━━ Record extracts ━━

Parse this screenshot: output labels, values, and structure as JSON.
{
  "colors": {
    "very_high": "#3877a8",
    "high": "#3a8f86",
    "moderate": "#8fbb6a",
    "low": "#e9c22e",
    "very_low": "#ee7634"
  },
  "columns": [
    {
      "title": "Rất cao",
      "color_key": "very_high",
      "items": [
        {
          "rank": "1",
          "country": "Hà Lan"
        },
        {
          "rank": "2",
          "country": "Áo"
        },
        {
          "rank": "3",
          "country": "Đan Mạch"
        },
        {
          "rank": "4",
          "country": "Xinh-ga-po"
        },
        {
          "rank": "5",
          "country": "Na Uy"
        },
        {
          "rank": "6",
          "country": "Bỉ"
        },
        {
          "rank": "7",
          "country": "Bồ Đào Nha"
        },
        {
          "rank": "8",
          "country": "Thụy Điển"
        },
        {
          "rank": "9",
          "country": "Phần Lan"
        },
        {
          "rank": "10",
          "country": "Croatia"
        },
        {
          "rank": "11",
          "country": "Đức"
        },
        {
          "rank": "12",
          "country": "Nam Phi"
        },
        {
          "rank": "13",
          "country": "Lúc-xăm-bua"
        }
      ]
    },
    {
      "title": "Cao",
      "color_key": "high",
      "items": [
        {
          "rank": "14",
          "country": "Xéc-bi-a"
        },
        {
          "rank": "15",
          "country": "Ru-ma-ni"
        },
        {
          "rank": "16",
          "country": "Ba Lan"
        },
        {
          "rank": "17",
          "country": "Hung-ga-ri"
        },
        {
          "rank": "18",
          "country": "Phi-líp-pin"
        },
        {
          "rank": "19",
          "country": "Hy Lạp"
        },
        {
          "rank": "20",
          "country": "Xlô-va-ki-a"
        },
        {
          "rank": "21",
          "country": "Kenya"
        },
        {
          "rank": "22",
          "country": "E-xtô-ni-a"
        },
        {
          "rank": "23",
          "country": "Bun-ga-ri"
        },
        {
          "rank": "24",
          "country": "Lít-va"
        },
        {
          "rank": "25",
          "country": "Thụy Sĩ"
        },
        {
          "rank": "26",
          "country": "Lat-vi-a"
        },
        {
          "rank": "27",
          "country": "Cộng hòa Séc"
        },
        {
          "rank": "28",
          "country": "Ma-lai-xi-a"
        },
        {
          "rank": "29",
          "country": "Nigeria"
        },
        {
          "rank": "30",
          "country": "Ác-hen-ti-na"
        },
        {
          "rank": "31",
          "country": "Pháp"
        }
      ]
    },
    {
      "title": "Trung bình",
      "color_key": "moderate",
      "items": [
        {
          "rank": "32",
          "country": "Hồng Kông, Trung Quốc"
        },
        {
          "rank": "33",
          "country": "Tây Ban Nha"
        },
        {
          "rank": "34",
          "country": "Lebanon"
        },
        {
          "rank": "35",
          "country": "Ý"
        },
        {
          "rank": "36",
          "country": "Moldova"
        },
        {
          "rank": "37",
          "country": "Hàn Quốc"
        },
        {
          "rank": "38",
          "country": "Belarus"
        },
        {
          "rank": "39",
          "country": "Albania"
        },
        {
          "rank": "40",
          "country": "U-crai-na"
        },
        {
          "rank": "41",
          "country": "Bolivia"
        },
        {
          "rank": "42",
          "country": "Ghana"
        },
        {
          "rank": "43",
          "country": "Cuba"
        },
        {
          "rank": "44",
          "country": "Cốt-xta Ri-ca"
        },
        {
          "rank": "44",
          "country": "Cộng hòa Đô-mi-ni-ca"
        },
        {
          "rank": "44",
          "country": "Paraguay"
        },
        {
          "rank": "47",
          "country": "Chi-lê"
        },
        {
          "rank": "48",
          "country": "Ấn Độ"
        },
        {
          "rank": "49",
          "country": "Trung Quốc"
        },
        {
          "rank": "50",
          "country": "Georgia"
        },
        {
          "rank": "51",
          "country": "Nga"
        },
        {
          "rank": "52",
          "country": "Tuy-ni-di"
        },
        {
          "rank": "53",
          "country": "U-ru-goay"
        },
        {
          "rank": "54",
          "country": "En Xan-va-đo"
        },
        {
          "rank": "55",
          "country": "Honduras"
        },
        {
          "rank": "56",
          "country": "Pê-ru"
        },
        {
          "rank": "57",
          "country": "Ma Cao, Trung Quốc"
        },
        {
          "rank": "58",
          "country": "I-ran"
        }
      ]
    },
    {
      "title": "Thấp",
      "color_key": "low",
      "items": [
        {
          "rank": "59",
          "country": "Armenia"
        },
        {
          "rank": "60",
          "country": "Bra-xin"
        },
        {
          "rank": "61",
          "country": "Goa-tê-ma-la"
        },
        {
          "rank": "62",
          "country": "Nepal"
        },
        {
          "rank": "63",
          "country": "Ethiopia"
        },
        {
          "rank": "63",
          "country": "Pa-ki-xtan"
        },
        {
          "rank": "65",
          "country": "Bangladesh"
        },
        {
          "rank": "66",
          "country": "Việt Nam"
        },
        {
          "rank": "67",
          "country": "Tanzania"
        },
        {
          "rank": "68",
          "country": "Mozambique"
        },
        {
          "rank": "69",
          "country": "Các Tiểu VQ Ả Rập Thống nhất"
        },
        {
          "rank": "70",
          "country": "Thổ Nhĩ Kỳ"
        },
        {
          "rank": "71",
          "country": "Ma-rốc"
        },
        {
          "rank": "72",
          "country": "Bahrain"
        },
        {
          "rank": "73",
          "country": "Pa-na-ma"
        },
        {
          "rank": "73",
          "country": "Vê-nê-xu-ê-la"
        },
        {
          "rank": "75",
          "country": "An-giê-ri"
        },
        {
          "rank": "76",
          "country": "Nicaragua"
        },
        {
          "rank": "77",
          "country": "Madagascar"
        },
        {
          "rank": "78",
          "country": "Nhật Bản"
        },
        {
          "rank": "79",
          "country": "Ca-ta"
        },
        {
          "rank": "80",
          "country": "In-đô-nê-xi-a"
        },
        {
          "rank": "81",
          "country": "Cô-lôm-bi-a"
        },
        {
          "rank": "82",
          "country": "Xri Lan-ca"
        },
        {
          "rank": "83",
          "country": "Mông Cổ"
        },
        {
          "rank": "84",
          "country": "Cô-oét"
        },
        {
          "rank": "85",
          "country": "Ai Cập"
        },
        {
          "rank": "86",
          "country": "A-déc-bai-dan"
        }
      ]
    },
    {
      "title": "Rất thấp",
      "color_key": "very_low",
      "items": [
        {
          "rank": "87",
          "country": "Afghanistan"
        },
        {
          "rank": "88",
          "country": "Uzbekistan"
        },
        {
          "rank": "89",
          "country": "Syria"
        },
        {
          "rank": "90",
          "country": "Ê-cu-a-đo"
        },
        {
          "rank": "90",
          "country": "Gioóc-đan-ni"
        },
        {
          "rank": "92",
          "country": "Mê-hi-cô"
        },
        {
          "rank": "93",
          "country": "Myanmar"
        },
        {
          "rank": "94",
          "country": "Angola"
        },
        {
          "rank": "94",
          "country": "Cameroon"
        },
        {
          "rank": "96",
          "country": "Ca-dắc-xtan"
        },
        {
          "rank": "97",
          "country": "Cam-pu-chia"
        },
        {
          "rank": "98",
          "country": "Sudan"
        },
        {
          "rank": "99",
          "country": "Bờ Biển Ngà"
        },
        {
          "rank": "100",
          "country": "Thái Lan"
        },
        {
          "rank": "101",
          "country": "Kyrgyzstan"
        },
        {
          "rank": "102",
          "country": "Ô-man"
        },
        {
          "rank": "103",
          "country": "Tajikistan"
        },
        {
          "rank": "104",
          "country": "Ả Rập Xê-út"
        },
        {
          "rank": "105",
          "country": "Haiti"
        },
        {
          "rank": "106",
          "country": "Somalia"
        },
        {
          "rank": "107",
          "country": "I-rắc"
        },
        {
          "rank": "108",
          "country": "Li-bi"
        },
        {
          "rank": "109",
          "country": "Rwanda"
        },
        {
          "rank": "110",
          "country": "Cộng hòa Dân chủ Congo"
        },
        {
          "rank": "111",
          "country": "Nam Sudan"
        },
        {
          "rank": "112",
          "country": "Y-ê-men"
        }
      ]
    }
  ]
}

━━━

Search the data for the string "moderate" and copy each line where it appears.

    "moderate": "#8fbb6a",
      "color_key": "moderate",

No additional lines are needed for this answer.